GIVEN PROBLEM: Copy every line that holds "våld".

GIVEN DATA:
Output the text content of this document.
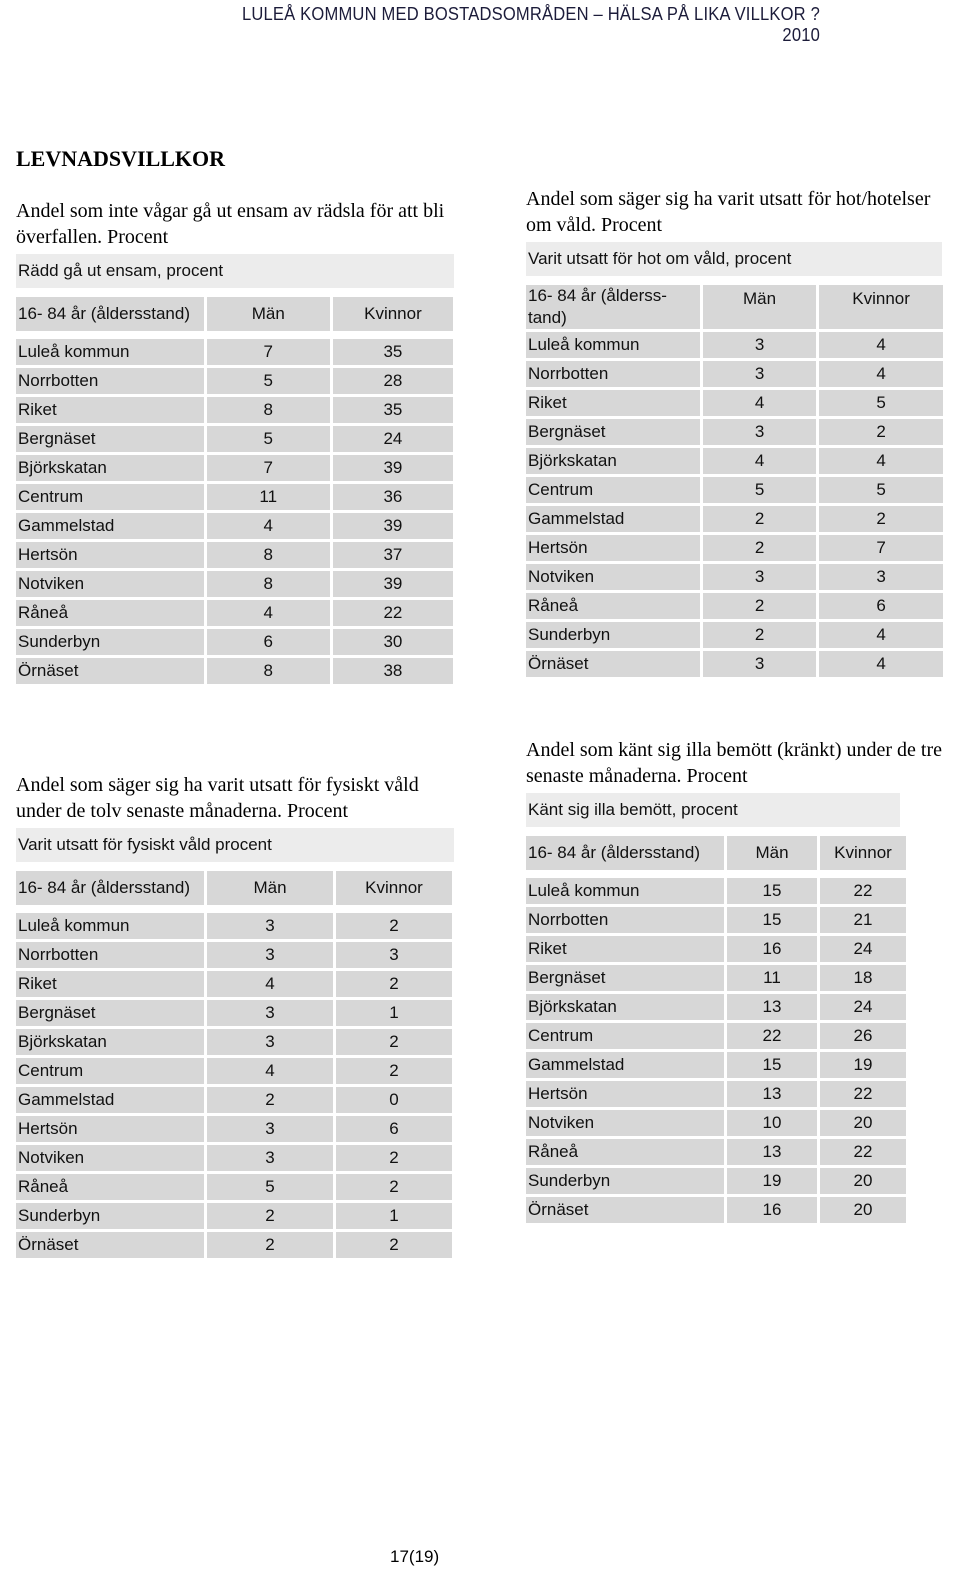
LULEÅ KOMMUN MED BOSTADSOMRÅDEN – HÄLSA PÅ LIKA VILLKOR ? 2010
LEVNADSVILLKOR

Andel som inte vågar gå ut ensam av rädsla för att bli överfallen. Procent

Rädd gå ut ensam, procent
16- 84 år (åldersstand)	Män	Kvinnor

Luleå kommun	7	35
Norrbotten	5	28
Riket	8	35
Bergnäset	5	24
Björkskatan	7	39
Centrum	11	36
Gammelstad	4	39
Hertsön	8	37
Notviken	8	39
Råneå	4	22
Sunderbyn	6	30
Örnäset	8	38

Andel som säger sig ha varit utsatt för hot/hotelser om våld. Procent

Varit utsatt för hot om våld, procent
16- 84 år (ålderss-tand)	Män	Kvinnor
Luleå kommun	3	4
Norrbotten	3	4
Riket	4	5
Bergnäset	3	2
Björkskatan	4	4
Centrum	5	5
Gammelstad	2	2
Hertsön	2	7
Notviken	3	3
Råneå	2	6
Sunderbyn	2	4
Örnäset	3	4

Andel som säger sig ha varit utsatt för fysiskt våld under de tolv senaste månaderna. Procent

Varit utsatt för fysiskt våld procent
16- 84 år (åldersstand)	Män	Kvinnor

Luleå kommun	3	2
Norrbotten	3	3
Riket	4	2
Bergnäset	3	1
Björkskatan	3	2
Centrum	4	2
Gammelstad	2	0
Hertsön	3	6
Notviken	3	2
Råneå	5	2
Sunderbyn	2	1
Örnäset	2	2

Andel som känt sig illa bemött (kränkt) under de tre senaste månaderna. Procent

Känt sig illa bemött, procent
16- 84 år (åldersstand)	Män	Kvinnor

Luleå kommun	15	22
Norrbotten	15	21
Riket	16	24
Bergnäset	11	18
Björkskatan	13	24
Centrum	22	26
Gammelstad	15	19
Hertsön	13	22
Notviken	10	20
Råneå	13	22
Sunderbyn	19	20
Örnäset	16	20
17(19)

TASK ANSWER:
Andel som säger sig ha varit utsatt för hot/hotelser om våld. Procent
Varit utsatt för hot om våld, procent
Andel som säger sig ha varit utsatt för fysiskt våld under de tolv senaste månaderna. Procent
Varit utsatt för fysiskt våld procent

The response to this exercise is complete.